-- start Information shown --

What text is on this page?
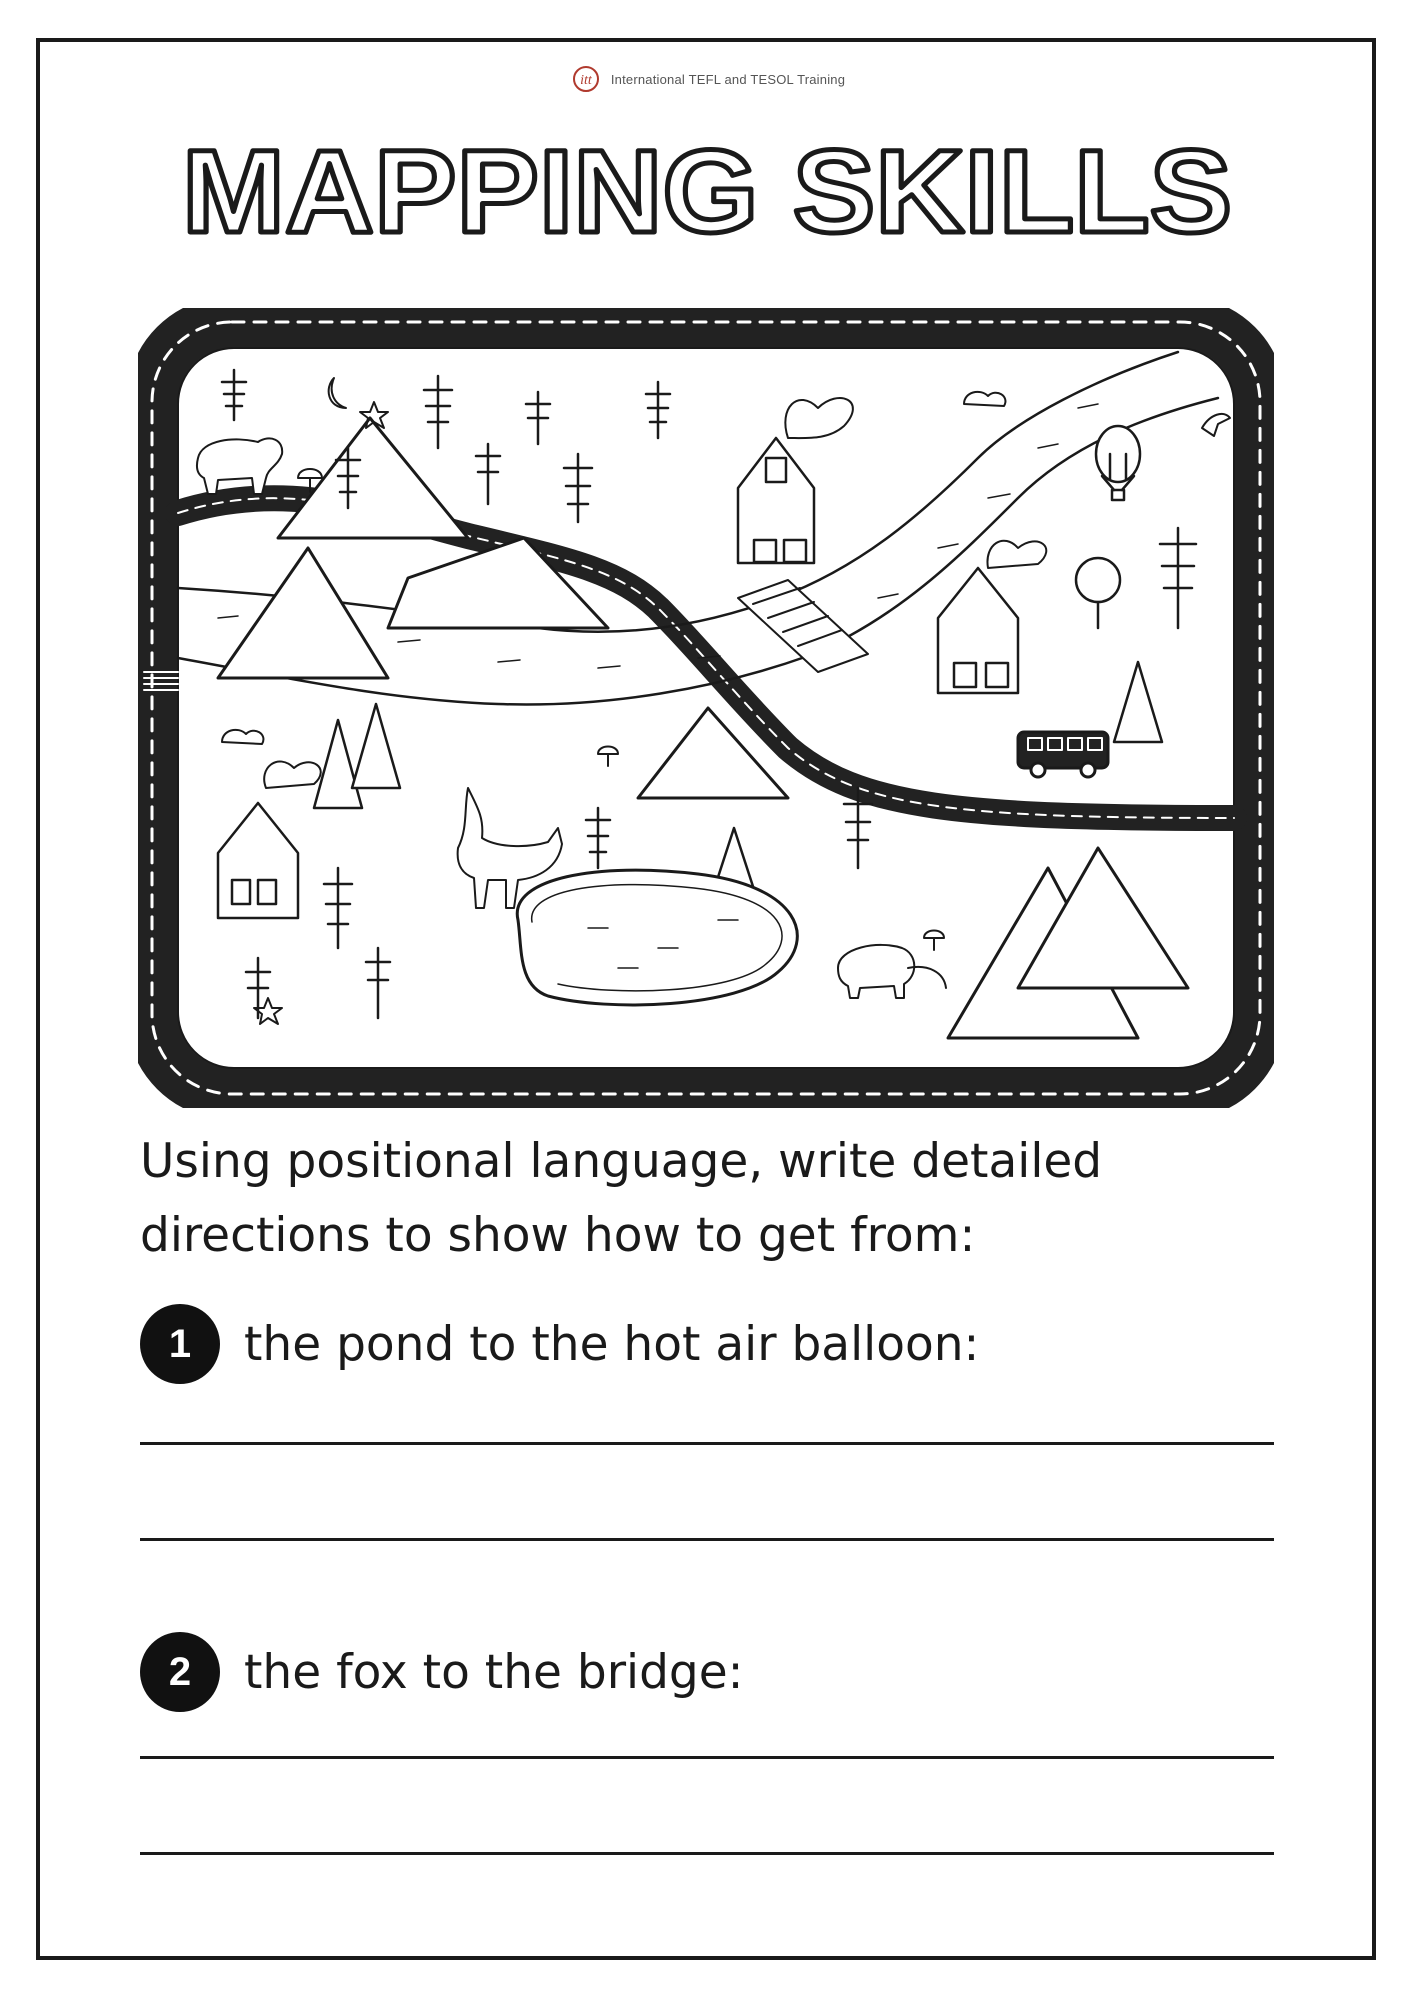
itt International TEFL and TESOL Training
MAPPING SKILLS

Using positional language, write detailed
directions to show how to get from:

1	the pond to the hot air balloon:
2	the fox to the bridge:
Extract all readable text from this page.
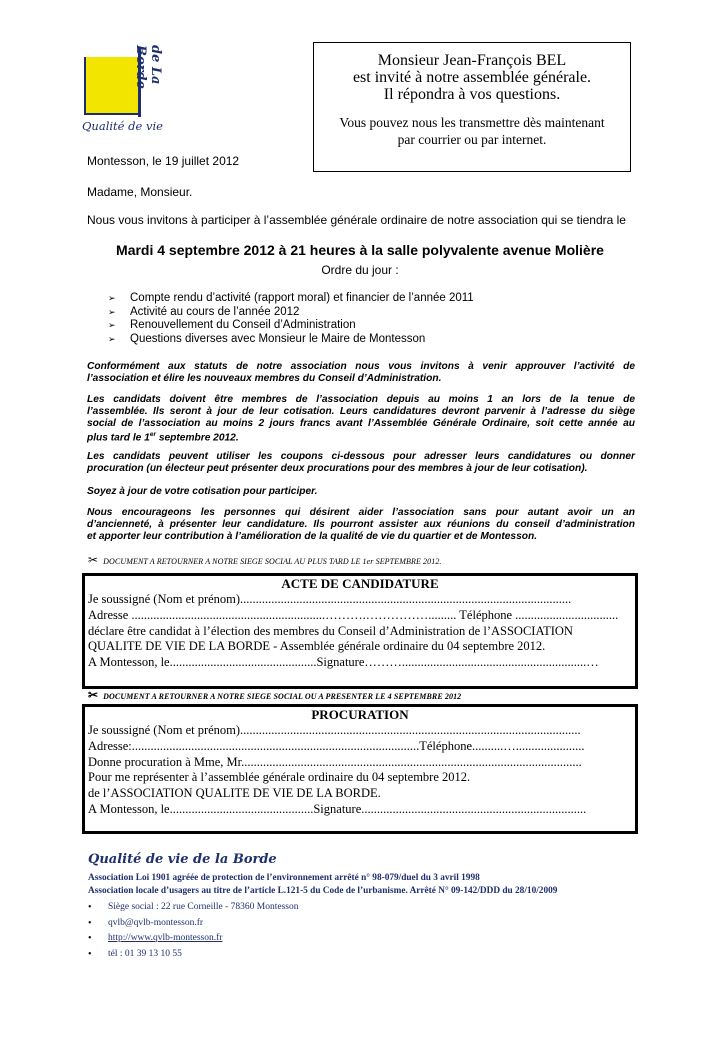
de La Borde
Qualité de vie
Monsieur Jean-François BEL
est invité à notre assemblée générale.
Il répondra à vos questions.
Vous pouvez nous les transmettre dès maintenant
par courrier ou par internet.
Montesson, le 19 juillet 2012
Madame, Monsieur.
Nous vous invitons à participer à l’assemblée générale ordinaire de notre association qui se tiendra le
Mardi 4 septembre 2012 à 21 heures à la salle polyvalente avenue Molière
Ordre du jour :
➢	Compte rendu d’activité (rapport moral) et financier de l’année 2011
➢	Activité au cours de l’année 2012
➢	Renouvellement du Conseil d’Administration
➢	Questions diverses avec Monsieur le Maire de Montesson
Conformément aux statuts de notre association nous vous invitons à venir approuver l’activité de
l’association et élire les nouveaux membres du Conseil d’Administration.
Les candidats doivent être membres de l’association depuis au moins 1 an lors de la tenue de
l’assemblée. Ils seront à jour de leur cotisation. Leurs candidatures devront parvenir à l’adresse du siège
social de l’association au moins 2 jours francs avant l’Assemblée Générale Ordinaire, soit cette année au
plus tard le 1er septembre 2012.
Les candidats peuvent utiliser les coupons ci-dessous pour adresser leurs candidatures ou donner
procuration (un électeur peut présenter deux procurations pour des membres à jour de leur cotisation).
Soyez à jour de votre cotisation pour participer.
Nous encourageons les personnes qui désirent aider l’association sans pour autant avoir un an
d’ancienneté, à présenter leur candidature. Ils pourront assister aux réunions du conseil d’administration
et apporter leur contribution à l’amélioration de la qualité de vie du quartier et de Montesson.
✂ DOCUMENT A RETOURNER A NOTRE SIEGE SOCIAL AU PLUS TARD LE 1er SEPTEMBRE 2012.
ACTE DE CANDIDATURE
Je soussigné (Nom et prénom)..........................................................................................................
Adresse ..............................................................……….……………......... Téléphone .................................
déclare être candidat à l’élection des membres du Conseil d’Administration de l’ASSOCIATION
QUALITE DE VIE DE LA BORDE - Assemblée générale ordinaire du 04 septembre 2012.
A Montesson, le...............................................Signature………...........................................................…
✂ DOCUMENT A RETOURNER A NOTRE SIEGE SOCIAL OU A PRESENTER LE 4 SEPTEMBRE 2012
PROCURATION
Je soussigné (Nom et prénom).............................................................................................................
Adresse:............................................................................................Téléphone..........…......................
Donne procuration à Mme, Mr.............................................................................................................
Pour me représenter à l’assemblée générale ordinaire du 04 septembre 2012.
de l’ASSOCIATION QUALITE DE VIE DE LA BORDE.
A Montesson, le..............................................Signature........................................................................
Qualité de vie de la Borde
Association Loi 1901 agréée de protection de l’environnement arrêté n° 98-079/duel du 3 avril 1998
Association locale d’usagers au titre de l’article L.121-5 du Code de l’urbanisme. Arrêté N° 09-142/DDD du 28/10/2009
•	Siège social : 22 rue Corneille - 78360 Montesson
•	qvlb@qvlb-montesson.fr
•	http://www.qvlb-montesson.fr
•	tél : 01 39 13 10 55
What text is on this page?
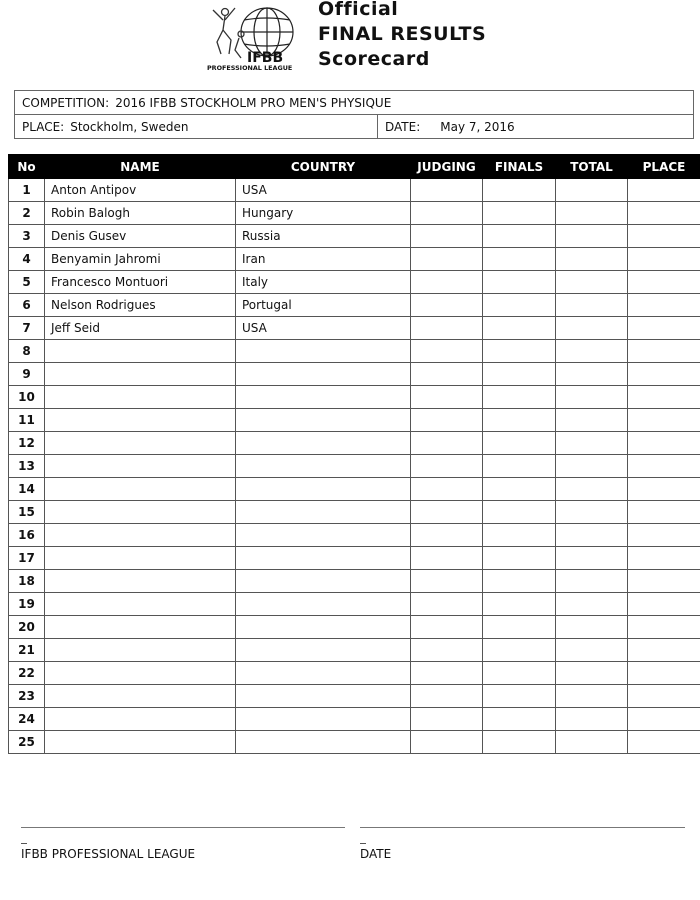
IFBB
PROFESSIONAL LEAGUE
Official
FINAL RESULTS
Scorecard
COMPETITION: 2016 IFBB STOCKHOLM PRO MEN'S PHYSIQUE
PLACE: Stockholm, Sweden	DATE: May 7, 2016
No	NAME	COUNTRY	JUDGING	FINALS	TOTAL	PLACE
1	Anton Antipov	USA				
2	Robin Balogh	Hungary				
3	Denis Gusev	Russia				
4	Benyamin Jahromi	Iran				
5	Francesco Montuori	Italy				
6	Nelson Rodrigues	Portugal				
7	Jeff Seid	USA				
8						
9						
10						
11						
12						
13						
14						
15						
16						
17						
18						
19						
20						
21						
22						
23						
24						
25						
IFBB PROFESSIONAL LEAGUE	DATE
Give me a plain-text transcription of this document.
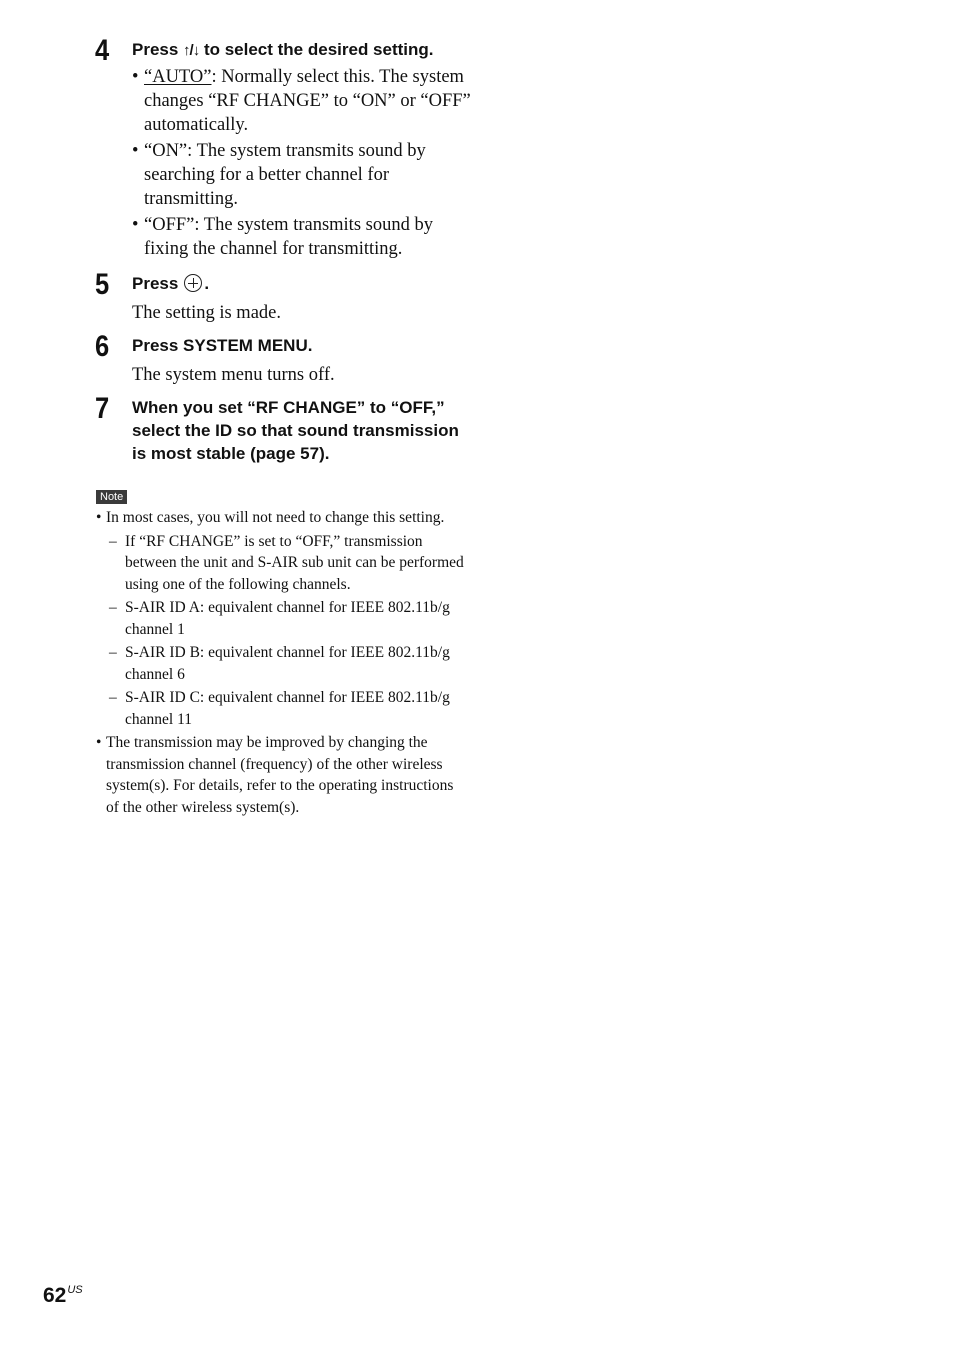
4 Press ↑/↓ to select the desired setting.
• “AUTO”: Normally select this. The system changes “RF CHANGE” to “ON” or “OFF” automatically.
• “ON”: The system transmits sound by searching for a better channel for transmitting.
• “OFF”: The system transmits sound by fixing the channel for transmitting.
5 Press .
The setting is made.
6 Press SYSTEM MENU.
The system menu turns off.
7 When you set “RF CHANGE” to “OFF,” select the ID so that sound transmission is most stable (page 57).
Note
• In most cases, you will not need to change this setting.
– If “RF CHANGE” is set to “OFF,” transmission between the unit and S-AIR sub unit can be performed using one of the following channels.
– S-AIR ID A: equivalent channel for IEEE 802.11b/g channel 1
– S-AIR ID B: equivalent channel for IEEE 802.11b/g channel 6
– S-AIR ID C: equivalent channel for IEEE 802.11b/g channel 11
• The transmission may be improved by changing the transmission channel (frequency) of the other wireless system(s). For details, refer to the operating instructions of the other wireless system(s).
$62^{US}$
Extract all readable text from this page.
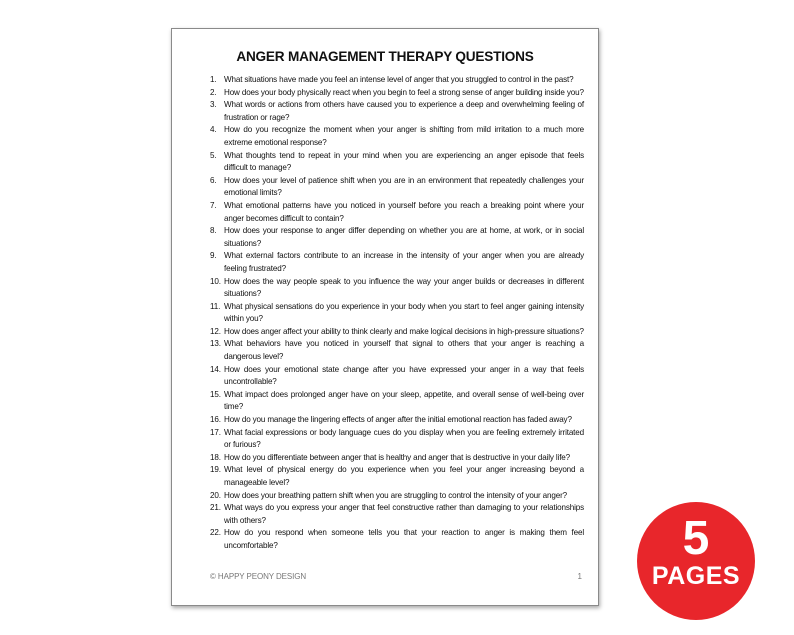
ANGER MANAGEMENT THERAPY QUESTIONS
1. What situations have made you feel an intense level of anger that you struggled to control in the past?
2. How does your body physically react when you begin to feel a strong sense of anger building inside you?
3. What words or actions from others have caused you to experience a deep and overwhelming feeling of frustration or rage?
4. How do you recognize the moment when your anger is shifting from mild irritation to a much more extreme emotional response?
5. What thoughts tend to repeat in your mind when you are experiencing an anger episode that feels difficult to manage?
6. How does your level of patience shift when you are in an environment that repeatedly challenges your emotional limits?
7. What emotional patterns have you noticed in yourself before you reach a breaking point where your anger becomes difficult to contain?
8. How does your response to anger differ depending on whether you are at home, at work, or in social situations?
9. What external factors contribute to an increase in the intensity of your anger when you are already feeling frustrated?
10. How does the way people speak to you influence the way your anger builds or decreases in different situations?
11. What physical sensations do you experience in your body when you start to feel anger gaining intensity within you?
12. How does anger affect your ability to think clearly and make logical decisions in high-pressure situations?
13. What behaviors have you noticed in yourself that signal to others that your anger is reaching a dangerous level?
14. How does your emotional state change after you have expressed your anger in a way that feels uncontrollable?
15. What impact does prolonged anger have on your sleep, appetite, and overall sense of well-being over time?
16. How do you manage the lingering effects of anger after the initial emotional reaction has faded away?
17. What facial expressions or body language cues do you display when you are feeling extremely irritated or furious?
18. How do you differentiate between anger that is healthy and anger that is destructive in your daily life?
19. What level of physical energy do you experience when you feel your anger increasing beyond a manageable level?
20. How does your breathing pattern shift when you are struggling to control the intensity of your anger?
21. What ways do you express your anger that feel constructive rather than damaging to your relationships with others?
22. How do you respond when someone tells you that your reaction to anger is making them feel uncomfortable?
© HAPPY PEONY DESIGN	1
5
PAGES
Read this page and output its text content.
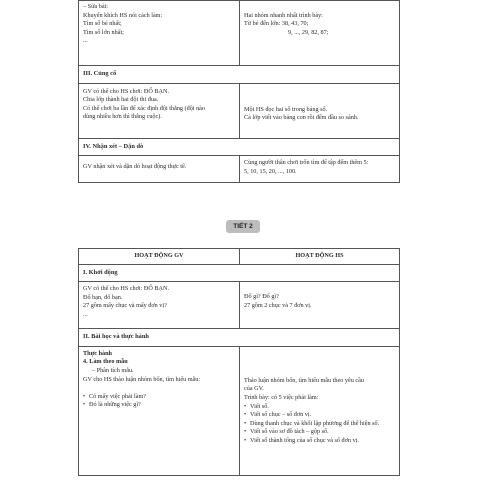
– Sửa bài:
Khuyến khích HS nói cách làm:
Tìm số bé nhất;
Tìm số lớn nhất;
...

Hai nhóm nhanh nhất trình bày:
Từ bé đến lớn: 38, 43, 70;
9, ..., 29, 82, 87;
III. Củng cố
GV có thể cho HS chơi: ĐỐ BẠN.
Chia lớp thành hai đội thi đua.
Có thể chơi ba lần để xác định đội thắng (đội nào
dùng nhiều hơn thì thắng cuộc).
Một HS đọc hai số trong bảng số.
Cả lớp viết vào bảng con rồi đếm đầu so sánh.
IV. Nhận xét – Dặn dò
GV nhận xét và dặn dò hoạt động thực tế.
Cùng người thân chơi trốn tìm để tập đếm thêm 5:
5, 10, 15, 20, ..., 100.
TIẾT 2
HOẠT ĐỘNG GV	HOẠT ĐỘNG HS
I. Khởi động
GV có thể cho HS chơi: ĐỐ BẠN.
Đố bạn, đố bạn.
27 gồm mấy chục và mấy đơn vị?
...
Đố gì? Đố gì?
27 gồm 2 chục và 7 đơn vị.
II. Bài học và thực hành
Thực hành
4. Làm theo mẫu
– Phân tích mẫu.
GV cho HS thảo luận nhóm bốn, tìm hiểu mẫu:

• Có mấy việc phải làm?
• Đó là những việc gì?
Thảo luận nhóm bốn, tìm hiểu mẫu theo yêu cầu
của GV.
Trình bày: có 5 việc phải làm:
• Viết số.
• Viết số chục – số đơn vị.
• Dùng thanh chục và khối lập phương để thể hiện số.
• Viết số vào sơ đồ tách – gộp số.
• Viết số thành tổng của số chục và số đơn vị.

-- end Information shown --

→ Task details
Pick out each line containing the string "setting" and copy it.

→ Written answer
4 Press ↑/↓ to select the desired setting.
The setting is made.
• In most cases, you will not need to change this setting.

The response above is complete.